La consigne:
Recopiez à l'identique le passage de la lettre à Panpan qui commence aux mots « A propos je » et s'arrête après « St pour moi. ».

Texte retenu:
Le vendredi matin [10 octobre 1738]
Bonjour, mon cher Panpan. Tu ne le croira pas, je t’entens dire «Cela ne ce peut pas», et cependant il n’est que trop vray que Taupe Ma Mie a recomencé hier a neuf heure et demie l’histoire de Toussaint et l’a fait durer jusqu’a une heure et un quart; non qu’elle soit finie, car elle n’en finit aucune, mais n’y pouvant plus tenir, je lui montrai sa montre. Je suis perdue si sa memoire a la fievre tierce. C’est pis qu’un romant, car elle sait toutes les letres qu’elle a recueës et ecrites, elle en dit la substance et puis elle les raconte jusqu’au dessus. Cela est a la letre, et cela sans se douter un instant qu’elle ennuie. Je croiois hier avoir une ressource. Elle avoit envoyé chercher sa belle-sœur. Je me preparois a la mettre a ma place, mais son mari est malade et je reste plastron. Je meurs de peur de m’acoutumer a la prolixité, a laquelle j’ai deja un penchant naturel. Je te somme au nom de l’amitié de m’en avertir. Il me semble que mes letres en prenent deja la tournure. Mais ma foi, je ne sais ou j’en suis. Cela m’abruti. Je n’ai pas encore fait de reponce a Mdle Lubert. Je ne sais comment m’y prendre.
A propos je lui ay promis de lui faire venir de la semence de cette belle chicorée que l’on a a Luneville. Vois si l’on peut en avoir et donne-la a Mr de Concitron (c’est ainci qu’elle l’apelle). Bonjour, mon cher ami, a travers ma betise je sens mon amitié qui ne peut etre alterée. Embrasse le Chien et le St pour moi.

Données:

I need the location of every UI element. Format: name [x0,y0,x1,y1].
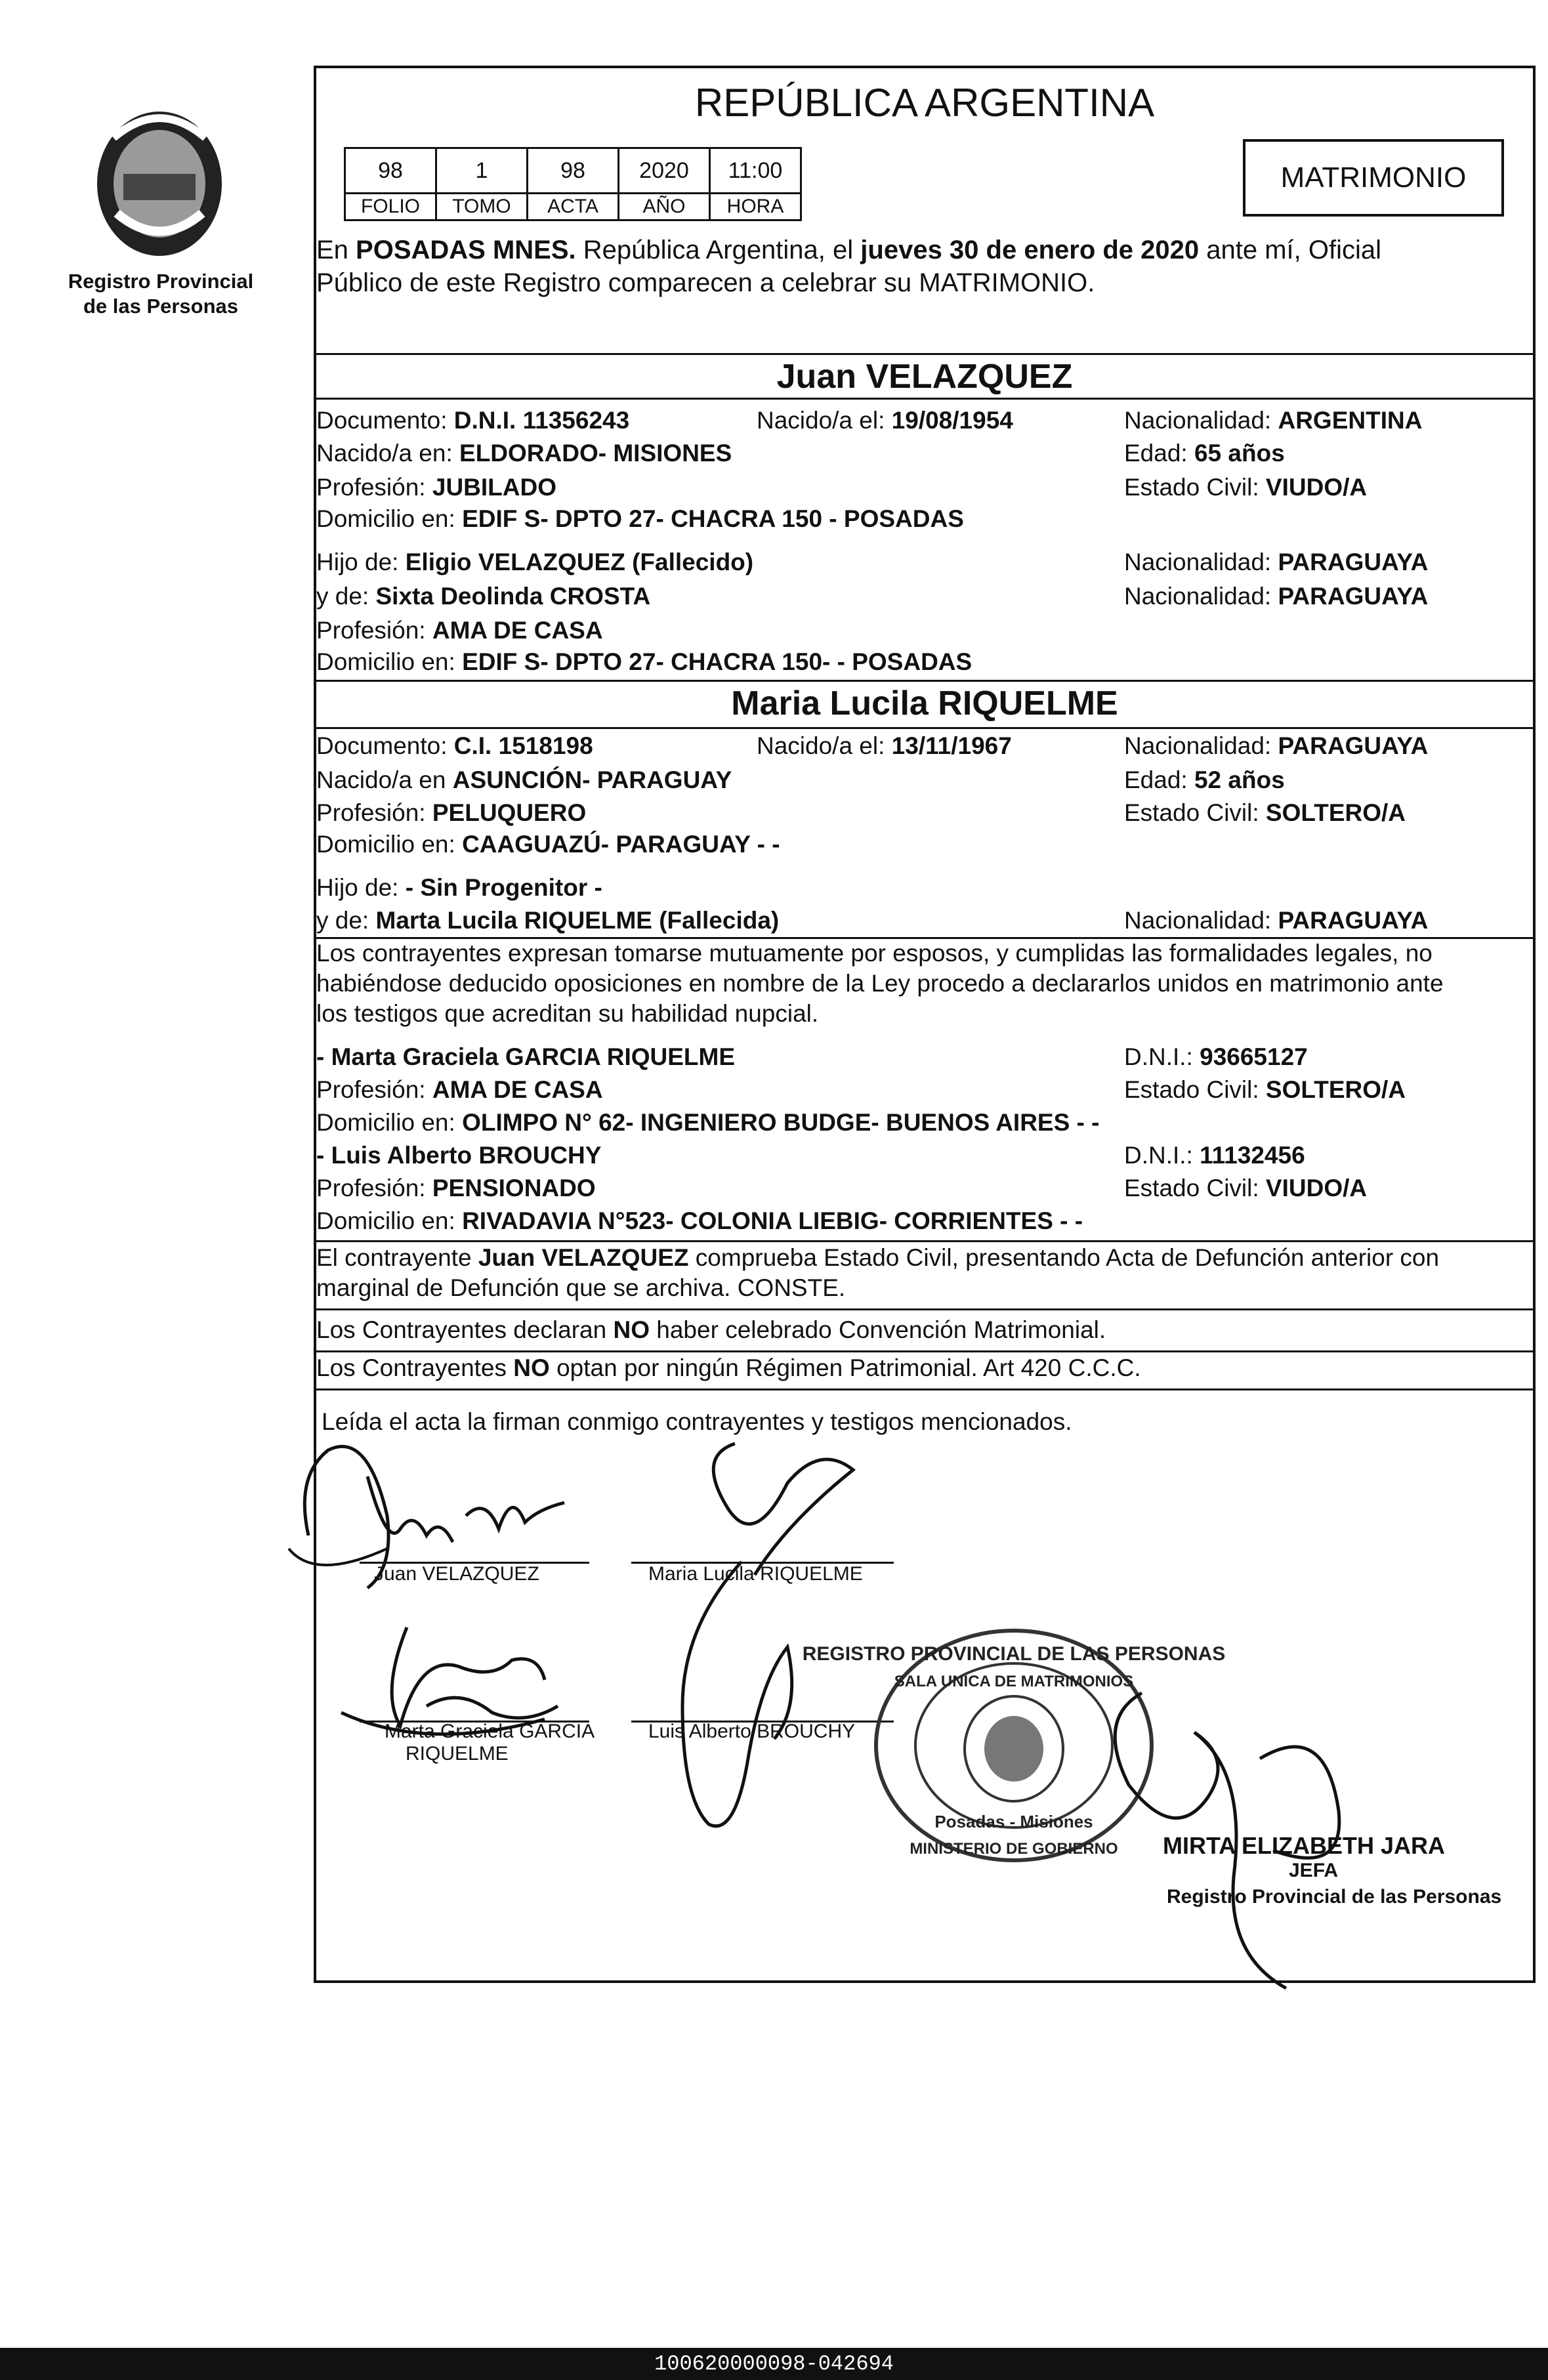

Corrigé détaillé:
A propos je lui ay promis de lui faire venir de la semence de cette belle chicorée que l’on a a Luneville. Vois si l’on peut en avoir et donne-la a Mr de Concitron (c’est ainci qu’elle l’apelle). Bonjour, mon cher ami, a travers ma betise je sens mon amitié qui ne peut etre alterée. Embrasse le Chien et le St pour moi.